* Challenge: Look through the data below. Show each line where the string "label" occurs.

* Input rows:
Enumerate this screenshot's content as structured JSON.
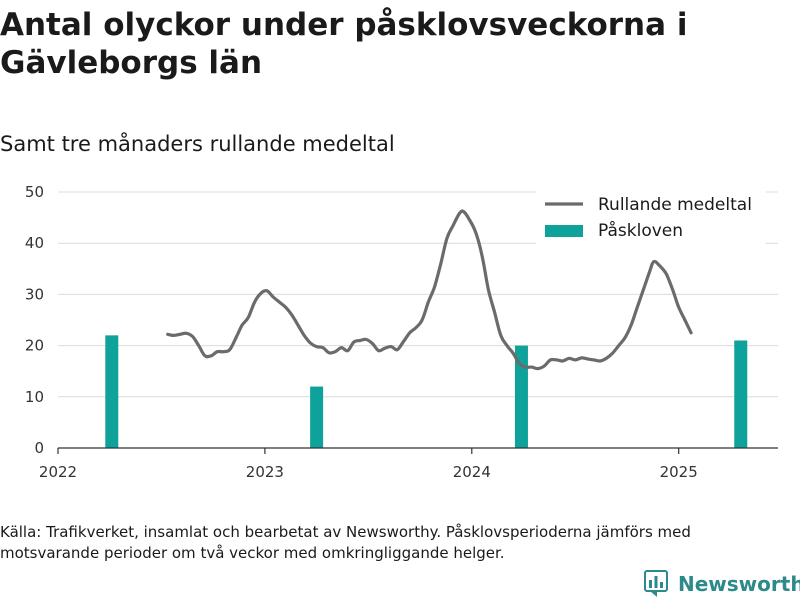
{
  "title": "Antal olyckor under påsklovsveckorna i Gävleborgs län",
  "subtitle": "Samt tre månaders rullande medeltal",
  "source": "Källa: Trafikverket, insamlat och bearbetat av Newsworthy. Påsklovsperioderna jämförs med motsvarande perioder om två veckor med omkringliggande helger.",
  "brand": {
    "name": "Newsworthy",
    "icon": "newsworthy-logo-icon",
    "color": "#2d8a8a"
  },
  "chart_data": {
    "type": "bar+line",
    "xlim": [
      2022.0,
      2025.48
    ],
    "ylim": [
      0,
      50
    ],
    "yticks": [
      0,
      10,
      20,
      30,
      40,
      50
    ],
    "xticks": [
      {
        "value": 2022,
        "label": "2022"
      },
      {
        "value": 2023,
        "label": "2023"
      },
      {
        "value": 2024,
        "label": "2024"
      },
      {
        "value": 2025,
        "label": "2025"
      }
    ],
    "grid": "horizontal",
    "legend": {
      "placement": "top-right"
    },
    "series": [
      {
        "name": "Rullande medeltal",
        "kind": "line",
        "color": "#6b6b6b",
        "points": [
          [
            2022.53,
            22.2
          ],
          [
            2022.56,
            22.0
          ],
          [
            2022.59,
            22.2
          ],
          [
            2022.62,
            22.4
          ],
          [
            2022.65,
            21.8
          ],
          [
            2022.68,
            20.0
          ],
          [
            2022.71,
            18.0
          ],
          [
            2022.74,
            18.0
          ],
          [
            2022.77,
            18.8
          ],
          [
            2022.8,
            18.8
          ],
          [
            2022.83,
            19.2
          ],
          [
            2022.86,
            21.5
          ],
          [
            2022.89,
            24.0
          ],
          [
            2022.92,
            25.5
          ],
          [
            2022.95,
            28.5
          ],
          [
            2022.98,
            30.2
          ],
          [
            2023.01,
            30.7
          ],
          [
            2023.04,
            29.5
          ],
          [
            2023.07,
            28.5
          ],
          [
            2023.1,
            27.5
          ],
          [
            2023.13,
            26.0
          ],
          [
            2023.16,
            24.0
          ],
          [
            2023.19,
            22.0
          ],
          [
            2023.22,
            20.5
          ],
          [
            2023.25,
            19.8
          ],
          [
            2023.28,
            19.6
          ],
          [
            2023.31,
            18.6
          ],
          [
            2023.34,
            18.8
          ],
          [
            2023.37,
            19.6
          ],
          [
            2023.4,
            19.0
          ],
          [
            2023.43,
            20.7
          ],
          [
            2023.46,
            21.0
          ],
          [
            2023.49,
            21.2
          ],
          [
            2023.52,
            20.4
          ],
          [
            2023.55,
            19.0
          ],
          [
            2023.58,
            19.5
          ],
          [
            2023.61,
            19.8
          ],
          [
            2023.64,
            19.2
          ],
          [
            2023.67,
            20.8
          ],
          [
            2023.7,
            22.5
          ],
          [
            2023.73,
            23.5
          ],
          [
            2023.76,
            25.0
          ],
          [
            2023.79,
            28.5
          ],
          [
            2023.82,
            31.5
          ],
          [
            2023.85,
            36.0
          ],
          [
            2023.88,
            41.0
          ],
          [
            2023.91,
            43.5
          ],
          [
            2023.94,
            45.8
          ],
          [
            2023.96,
            46.2
          ],
          [
            2023.99,
            44.5
          ],
          [
            2024.02,
            42.0
          ],
          [
            2024.05,
            37.5
          ],
          [
            2024.08,
            31.0
          ],
          [
            2024.11,
            26.5
          ],
          [
            2024.14,
            22.0
          ],
          [
            2024.17,
            20.0
          ],
          [
            2024.2,
            18.5
          ],
          [
            2024.23,
            16.5
          ],
          [
            2024.26,
            15.8
          ],
          [
            2024.29,
            15.8
          ],
          [
            2024.32,
            15.5
          ],
          [
            2024.35,
            16.0
          ],
          [
            2024.38,
            17.2
          ],
          [
            2024.41,
            17.2
          ],
          [
            2024.44,
            17.0
          ],
          [
            2024.47,
            17.5
          ],
          [
            2024.5,
            17.2
          ],
          [
            2024.53,
            17.6
          ],
          [
            2024.56,
            17.4
          ],
          [
            2024.59,
            17.2
          ],
          [
            2024.62,
            17.0
          ],
          [
            2024.65,
            17.5
          ],
          [
            2024.68,
            18.5
          ],
          [
            2024.71,
            20.0
          ],
          [
            2024.74,
            21.5
          ],
          [
            2024.77,
            24.0
          ],
          [
            2024.8,
            27.5
          ],
          [
            2024.83,
            31.0
          ],
          [
            2024.86,
            34.5
          ],
          [
            2024.88,
            36.4
          ],
          [
            2024.91,
            35.5
          ],
          [
            2024.94,
            34.0
          ],
          [
            2024.97,
            31.0
          ],
          [
            2025.0,
            27.5
          ],
          [
            2025.03,
            25.0
          ],
          [
            2025.06,
            22.5
          ]
        ]
      },
      {
        "name": "Påskloven",
        "kind": "bar",
        "color": "#0ea29a",
        "bars": [
          {
            "x": 2022.26,
            "value": 22
          },
          {
            "x": 2023.25,
            "value": 12
          },
          {
            "x": 2024.24,
            "value": 20
          },
          {
            "x": 2025.3,
            "value": 21
          }
        ]
      }
    ]
  }
}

* Task solution:
        "label": "2022"
        "label": "2023"
        "label": "2024"
        "label": "2025"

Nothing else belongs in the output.